Task prompt | Every record below should be transcribed exactly. Omit the images.

Dataset records |
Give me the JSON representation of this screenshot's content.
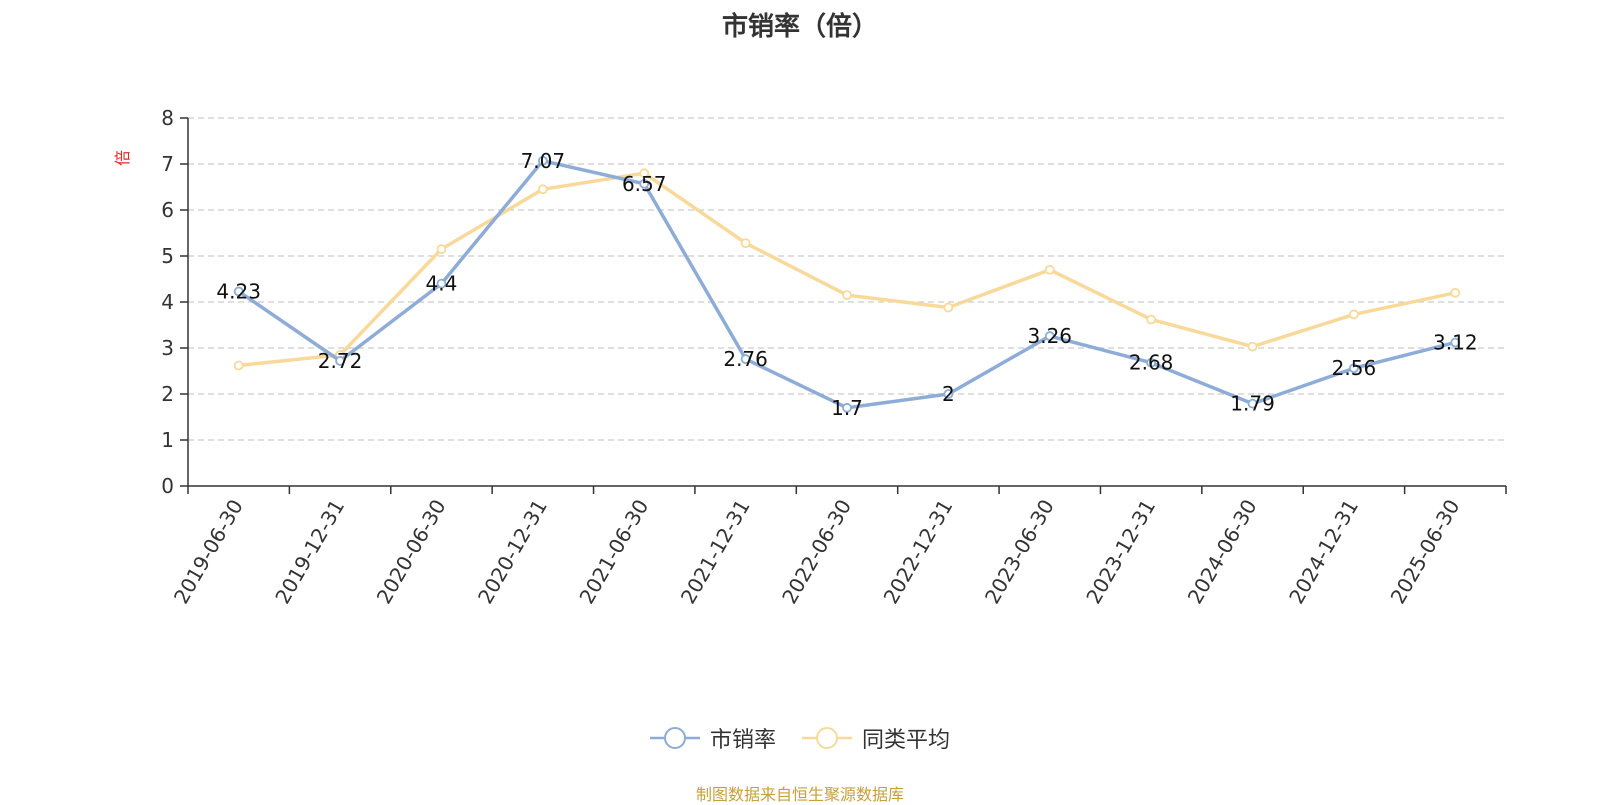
{
  "chart_data": {
    "type": "line",
    "title": "市销率（倍）",
    "ylabel": "倍",
    "xlabel": "",
    "ylim": [
      0,
      8
    ],
    "yticks": [
      0,
      1,
      2,
      3,
      4,
      5,
      6,
      7,
      8
    ],
    "grid": true,
    "legend_position": "bottom",
    "categories": [
      "2019-06-30",
      "2019-12-31",
      "2020-06-30",
      "2020-12-31",
      "2021-06-30",
      "2021-12-31",
      "2022-06-30",
      "2022-12-31",
      "2023-06-30",
      "2023-12-31",
      "2024-06-30",
      "2024-12-31",
      "2025-06-30"
    ],
    "series": [
      {
        "name": "市销率",
        "color": "#8eacd8",
        "values": [
          4.23,
          2.72,
          4.4,
          7.07,
          6.57,
          2.76,
          1.7,
          2,
          3.26,
          2.68,
          1.79,
          2.56,
          3.12
        ],
        "labels": [
          "4.23",
          "2.72",
          "4.4",
          "7.07",
          "6.57",
          "2.76",
          "1.7",
          "2",
          "3.26",
          "2.68",
          "1.79",
          "2.56",
          "3.12"
        ]
      },
      {
        "name": "同类平均",
        "color": "#f9d99a",
        "values": [
          2.62,
          2.85,
          5.15,
          6.45,
          6.8,
          5.28,
          4.15,
          3.88,
          4.7,
          3.62,
          3.03,
          3.73,
          4.2
        ]
      }
    ]
  },
  "source_note": "制图数据来自恒生聚源数据库"
}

Exercise response |
Give me the JSON representation of this screenshot's content.
{
  "chart_data": {
    "type": "line",
    "title": "市销率（倍）",
    "ylabel": "倍",
    "xlabel": "",
    "ylim": [
      0,
      8
    ],
    "yticks": [
      0,
      1,
      2,
      3,
      4,
      5,
      6,
      7,
      8
    ],
    "grid": true,
    "legend_position": "bottom",
    "categories": [
      "2019-06-30",
      "2019-12-31",
      "2020-06-30",
      "2020-12-31",
      "2021-06-30",
      "2021-12-31",
      "2022-06-30",
      "2022-12-31",
      "2023-06-30",
      "2023-12-31",
      "2024-06-30",
      "2024-12-31",
      "2025-06-30"
    ],
    "series": [
      {
        "name": "市销率",
        "color": "#8eacd8",
        "values": [
          4.23,
          2.72,
          4.4,
          7.07,
          6.57,
          2.76,
          1.7,
          2,
          3.26,
          2.68,
          1.79,
          2.56,
          3.12
        ],
        "labels": [
          "4.23",
          "2.72",
          "4.4",
          "7.07",
          "6.57",
          "2.76",
          "1.7",
          "2",
          "3.26",
          "2.68",
          "1.79",
          "2.56",
          "3.12"
        ]
      },
      {
        "name": "同类平均",
        "color": "#f9d99a",
        "values": [
          2.62,
          2.85,
          5.15,
          6.45,
          6.8,
          5.28,
          4.15,
          3.88,
          4.7,
          3.62,
          3.03,
          3.73,
          4.2
        ]
      }
    ]
  },
  "source_note": "制图数据来自恒生聚源数据库"
}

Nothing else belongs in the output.